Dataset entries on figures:
+ + + + + + +

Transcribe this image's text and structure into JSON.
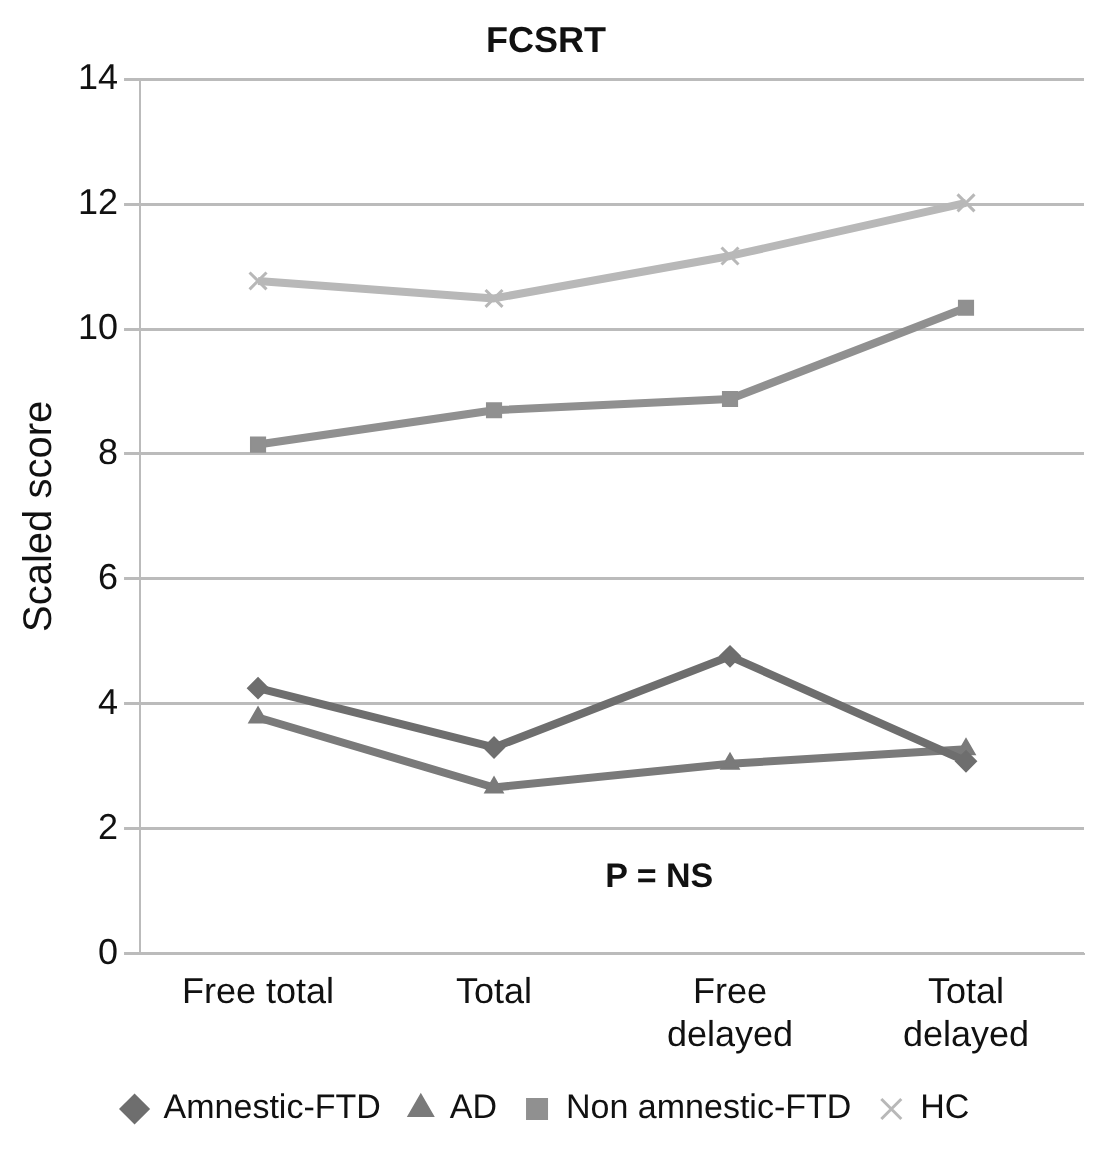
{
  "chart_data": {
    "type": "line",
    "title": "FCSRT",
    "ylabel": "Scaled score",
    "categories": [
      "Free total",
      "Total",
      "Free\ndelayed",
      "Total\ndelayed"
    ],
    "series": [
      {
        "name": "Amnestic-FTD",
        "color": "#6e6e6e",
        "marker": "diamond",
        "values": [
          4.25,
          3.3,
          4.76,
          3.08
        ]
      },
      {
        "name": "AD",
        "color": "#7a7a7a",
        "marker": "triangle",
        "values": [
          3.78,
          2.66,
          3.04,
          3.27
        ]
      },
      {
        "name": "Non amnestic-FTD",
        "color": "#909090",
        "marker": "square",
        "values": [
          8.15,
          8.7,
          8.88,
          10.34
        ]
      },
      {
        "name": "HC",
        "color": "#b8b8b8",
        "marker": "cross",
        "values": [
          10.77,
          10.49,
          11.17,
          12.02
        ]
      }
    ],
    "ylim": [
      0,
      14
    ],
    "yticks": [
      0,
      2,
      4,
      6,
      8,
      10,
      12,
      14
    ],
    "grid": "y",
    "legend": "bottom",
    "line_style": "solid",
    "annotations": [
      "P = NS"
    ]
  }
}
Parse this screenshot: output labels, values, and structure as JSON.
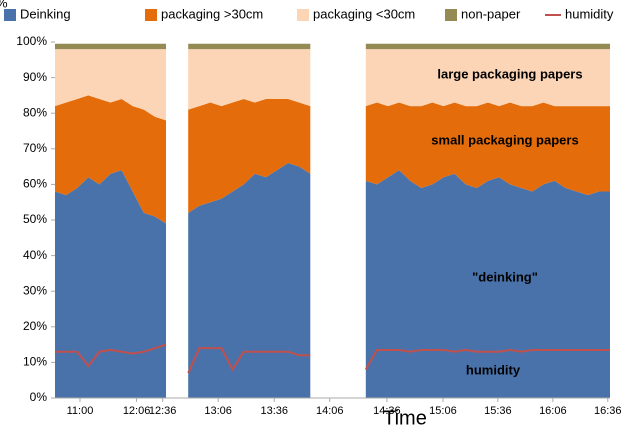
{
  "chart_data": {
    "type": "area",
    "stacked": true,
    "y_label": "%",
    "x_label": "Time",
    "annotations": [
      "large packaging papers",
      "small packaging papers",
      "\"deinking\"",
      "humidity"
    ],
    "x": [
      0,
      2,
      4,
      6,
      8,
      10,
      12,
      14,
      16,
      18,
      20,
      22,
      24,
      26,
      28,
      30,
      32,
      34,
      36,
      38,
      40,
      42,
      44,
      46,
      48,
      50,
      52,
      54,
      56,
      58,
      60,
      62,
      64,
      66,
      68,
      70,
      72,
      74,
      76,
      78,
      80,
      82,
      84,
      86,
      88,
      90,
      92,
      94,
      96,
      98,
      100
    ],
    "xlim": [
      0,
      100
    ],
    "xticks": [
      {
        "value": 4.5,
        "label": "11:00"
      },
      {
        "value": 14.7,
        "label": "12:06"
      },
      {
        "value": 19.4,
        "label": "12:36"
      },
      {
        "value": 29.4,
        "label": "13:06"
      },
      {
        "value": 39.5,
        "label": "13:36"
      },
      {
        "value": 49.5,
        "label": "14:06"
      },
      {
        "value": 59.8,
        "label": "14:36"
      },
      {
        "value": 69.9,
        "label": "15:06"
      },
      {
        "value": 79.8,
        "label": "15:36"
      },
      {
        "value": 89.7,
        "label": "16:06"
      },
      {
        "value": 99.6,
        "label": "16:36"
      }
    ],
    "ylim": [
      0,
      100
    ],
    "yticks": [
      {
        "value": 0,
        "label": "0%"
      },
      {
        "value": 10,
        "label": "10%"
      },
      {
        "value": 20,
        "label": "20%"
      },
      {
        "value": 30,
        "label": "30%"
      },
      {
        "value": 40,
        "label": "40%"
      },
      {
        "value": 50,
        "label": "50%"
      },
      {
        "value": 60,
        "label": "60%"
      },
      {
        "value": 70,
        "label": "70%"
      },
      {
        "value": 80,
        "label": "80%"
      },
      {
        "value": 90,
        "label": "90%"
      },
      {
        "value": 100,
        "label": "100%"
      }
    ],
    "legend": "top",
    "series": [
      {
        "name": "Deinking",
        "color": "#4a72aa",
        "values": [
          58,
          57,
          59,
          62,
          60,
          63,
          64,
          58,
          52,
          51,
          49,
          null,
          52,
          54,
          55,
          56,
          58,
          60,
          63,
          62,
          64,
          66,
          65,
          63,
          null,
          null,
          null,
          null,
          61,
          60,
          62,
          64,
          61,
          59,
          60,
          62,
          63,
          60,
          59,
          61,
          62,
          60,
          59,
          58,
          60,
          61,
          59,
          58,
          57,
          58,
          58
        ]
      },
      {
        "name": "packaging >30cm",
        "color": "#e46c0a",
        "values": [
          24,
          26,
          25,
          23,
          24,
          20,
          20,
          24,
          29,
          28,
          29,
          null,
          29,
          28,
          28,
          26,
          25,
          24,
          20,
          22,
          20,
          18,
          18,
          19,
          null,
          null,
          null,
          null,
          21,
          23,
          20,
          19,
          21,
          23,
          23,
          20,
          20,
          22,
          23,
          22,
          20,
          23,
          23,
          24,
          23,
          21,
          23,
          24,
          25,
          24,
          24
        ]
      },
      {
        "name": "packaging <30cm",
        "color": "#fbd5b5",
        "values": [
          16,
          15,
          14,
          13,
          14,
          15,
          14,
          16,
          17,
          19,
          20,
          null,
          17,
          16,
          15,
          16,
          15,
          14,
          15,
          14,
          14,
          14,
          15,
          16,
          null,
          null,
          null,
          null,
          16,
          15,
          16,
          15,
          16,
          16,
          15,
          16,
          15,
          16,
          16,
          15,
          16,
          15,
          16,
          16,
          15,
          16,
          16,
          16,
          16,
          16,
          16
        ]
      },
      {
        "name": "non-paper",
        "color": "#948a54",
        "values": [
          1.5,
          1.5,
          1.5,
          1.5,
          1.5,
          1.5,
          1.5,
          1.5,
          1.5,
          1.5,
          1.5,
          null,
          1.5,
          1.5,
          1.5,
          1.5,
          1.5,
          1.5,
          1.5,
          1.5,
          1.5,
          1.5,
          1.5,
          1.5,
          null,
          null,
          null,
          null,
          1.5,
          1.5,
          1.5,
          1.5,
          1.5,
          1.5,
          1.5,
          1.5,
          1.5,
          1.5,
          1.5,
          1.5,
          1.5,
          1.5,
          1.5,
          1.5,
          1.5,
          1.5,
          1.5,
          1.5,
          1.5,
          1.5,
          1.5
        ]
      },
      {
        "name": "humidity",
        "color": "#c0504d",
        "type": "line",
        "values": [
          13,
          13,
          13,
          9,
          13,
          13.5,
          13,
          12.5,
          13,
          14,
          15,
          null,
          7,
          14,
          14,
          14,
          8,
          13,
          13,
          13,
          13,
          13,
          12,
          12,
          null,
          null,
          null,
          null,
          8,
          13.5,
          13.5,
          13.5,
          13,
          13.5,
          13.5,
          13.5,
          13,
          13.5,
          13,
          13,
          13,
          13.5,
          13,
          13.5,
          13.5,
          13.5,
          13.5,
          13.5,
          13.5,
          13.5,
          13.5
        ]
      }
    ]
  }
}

+ + + + + + +

▶ **PROBLEM TO WORK ON**: Reproduce the listing exactly. Leave its pictures out.

▶ **SOLUTION**:
Transcribe this image's text and structure into JSON.
{
  "chart_data": {
    "type": "line",
    "title": "FCSRT",
    "ylabel": "Scaled score",
    "categories": [
      "Free total",
      "Total",
      "Free\ndelayed",
      "Total\ndelayed"
    ],
    "series": [
      {
        "name": "Amnestic-FTD",
        "color": "#6e6e6e",
        "marker": "diamond",
        "values": [
          4.25,
          3.3,
          4.76,
          3.08
        ]
      },
      {
        "name": "AD",
        "color": "#7a7a7a",
        "marker": "triangle",
        "values": [
          3.78,
          2.66,
          3.04,
          3.27
        ]
      },
      {
        "name": "Non amnestic-FTD",
        "color": "#909090",
        "marker": "square",
        "values": [
          8.15,
          8.7,
          8.88,
          10.34
        ]
      },
      {
        "name": "HC",
        "color": "#b8b8b8",
        "marker": "cross",
        "values": [
          10.77,
          10.49,
          11.17,
          12.02
        ]
      }
    ],
    "ylim": [
      0,
      14
    ],
    "yticks": [
      0,
      2,
      4,
      6,
      8,
      10,
      12,
      14
    ],
    "grid": "y",
    "legend": "bottom",
    "line_style": "solid",
    "annotations": [
      "P = NS"
    ]
  }
}
Parse this screenshot: output labels, values, and structure as JSON.
{
  "chart_data": {
    "type": "area",
    "stacked": true,
    "y_label": "%",
    "x_label": "Time",
    "annotations": [
      "large packaging papers",
      "small packaging papers",
      "\"deinking\"",
      "humidity"
    ],
    "x": [
      0,
      2,
      4,
      6,
      8,
      10,
      12,
      14,
      16,
      18,
      20,
      22,
      24,
      26,
      28,
      30,
      32,
      34,
      36,
      38,
      40,
      42,
      44,
      46,
      48,
      50,
      52,
      54,
      56,
      58,
      60,
      62,
      64,
      66,
      68,
      70,
      72,
      74,
      76,
      78,
      80,
      82,
      84,
      86,
      88,
      90,
      92,
      94,
      96,
      98,
      100
    ],
    "xlim": [
      0,
      100
    ],
    "xticks": [
      {
        "value": 4.5,
        "label": "11:00"
      },
      {
        "value": 14.7,
        "label": "12:06"
      },
      {
        "value": 19.4,
        "label": "12:36"
      },
      {
        "value": 29.4,
        "label": "13:06"
      },
      {
        "value": 39.5,
        "label": "13:36"
      },
      {
        "value": 49.5,
        "label": "14:06"
      },
      {
        "value": 59.8,
        "label": "14:36"
      },
      {
        "value": 69.9,
        "label": "15:06"
      },
      {
        "value": 79.8,
        "label": "15:36"
      },
      {
        "value": 89.7,
        "label": "16:06"
      },
      {
        "value": 99.6,
        "label": "16:36"
      }
    ],
    "ylim": [
      0,
      100
    ],
    "yticks": [
      {
        "value": 0,
        "label": "0%"
      },
      {
        "value": 10,
        "label": "10%"
      },
      {
        "value": 20,
        "label": "20%"
      },
      {
        "value": 30,
        "label": "30%"
      },
      {
        "value": 40,
        "label": "40%"
      },
      {
        "value": 50,
        "label": "50%"
      },
      {
        "value": 60,
        "label": "60%"
      },
      {
        "value": 70,
        "label": "70%"
      },
      {
        "value": 80,
        "label": "80%"
      },
      {
        "value": 90,
        "label": "90%"
      },
      {
        "value": 100,
        "label": "100%"
      }
    ],
    "legend": "top",
    "series": [
      {
        "name": "Deinking",
        "color": "#4a72aa",
        "values": [
          58,
          57,
          59,
          62,
          60,
          63,
          64,
          58,
          52,
          51,
          49,
          null,
          52,
          54,
          55,
          56,
          58,
          60,
          63,
          62,
          64,
          66,
          65,
          63,
          null,
          null,
          null,
          null,
          61,
          60,
          62,
          64,
          61,
          59,
          60,
          62,
          63,
          60,
          59,
          61,
          62,
          60,
          59,
          58,
          60,
          61,
          59,
          58,
          57,
          58,
          58
        ]
      },
      {
        "name": "packaging >30cm",
        "color": "#e46c0a",
        "values": [
          24,
          26,
          25,
          23,
          24,
          20,
          20,
          24,
          29,
          28,
          29,
          null,
          29,
          28,
          28,
          26,
          25,
          24,
          20,
          22,
          20,
          18,
          18,
          19,
          null,
          null,
          null,
          null,
          21,
          23,
          20,
          19,
          21,
          23,
          23,
          20,
          20,
          22,
          23,
          22,
          20,
          23,
          23,
          24,
          23,
          21,
          23,
          24,
          25,
          24,
          24
        ]
      },
      {
        "name": "packaging <30cm",
        "color": "#fbd5b5",
        "values": [
          16,
          15,
          14,
          13,
          14,
          15,
          14,
          16,
          17,
          19,
          20,
          null,
          17,
          16,
          15,
          16,
          15,
          14,
          15,
          14,
          14,
          14,
          15,
          16,
          null,
          null,
          null,
          null,
          16,
          15,
          16,
          15,
          16,
          16,
          15,
          16,
          15,
          16,
          16,
          15,
          16,
          15,
          16,
          16,
          15,
          16,
          16,
          16,
          16,
          16,
          16
        ]
      },
      {
        "name": "non-paper",
        "color": "#948a54",
        "values": [
          1.5,
          1.5,
          1.5,
          1.5,
          1.5,
          1.5,
          1.5,
          1.5,
          1.5,
          1.5,
          1.5,
          null,
          1.5,
          1.5,
          1.5,
          1.5,
          1.5,
          1.5,
          1.5,
          1.5,
          1.5,
          1.5,
          1.5,
          1.5,
          null,
          null,
          null,
          null,
          1.5,
          1.5,
          1.5,
          1.5,
          1.5,
          1.5,
          1.5,
          1.5,
          1.5,
          1.5,
          1.5,
          1.5,
          1.5,
          1.5,
          1.5,
          1.5,
          1.5,
          1.5,
          1.5,
          1.5,
          1.5,
          1.5,
          1.5
        ]
      },
      {
        "name": "humidity",
        "color": "#c0504d",
        "type": "line",
        "values": [
          13,
          13,
          13,
          9,
          13,
          13.5,
          13,
          12.5,
          13,
          14,
          15,
          null,
          7,
          14,
          14,
          14,
          8,
          13,
          13,
          13,
          13,
          13,
          12,
          12,
          null,
          null,
          null,
          null,
          8,
          13.5,
          13.5,
          13.5,
          13,
          13.5,
          13.5,
          13.5,
          13,
          13.5,
          13,
          13,
          13,
          13.5,
          13,
          13.5,
          13.5,
          13.5,
          13.5,
          13.5,
          13.5,
          13.5,
          13.5
        ]
      }
    ]
  }
}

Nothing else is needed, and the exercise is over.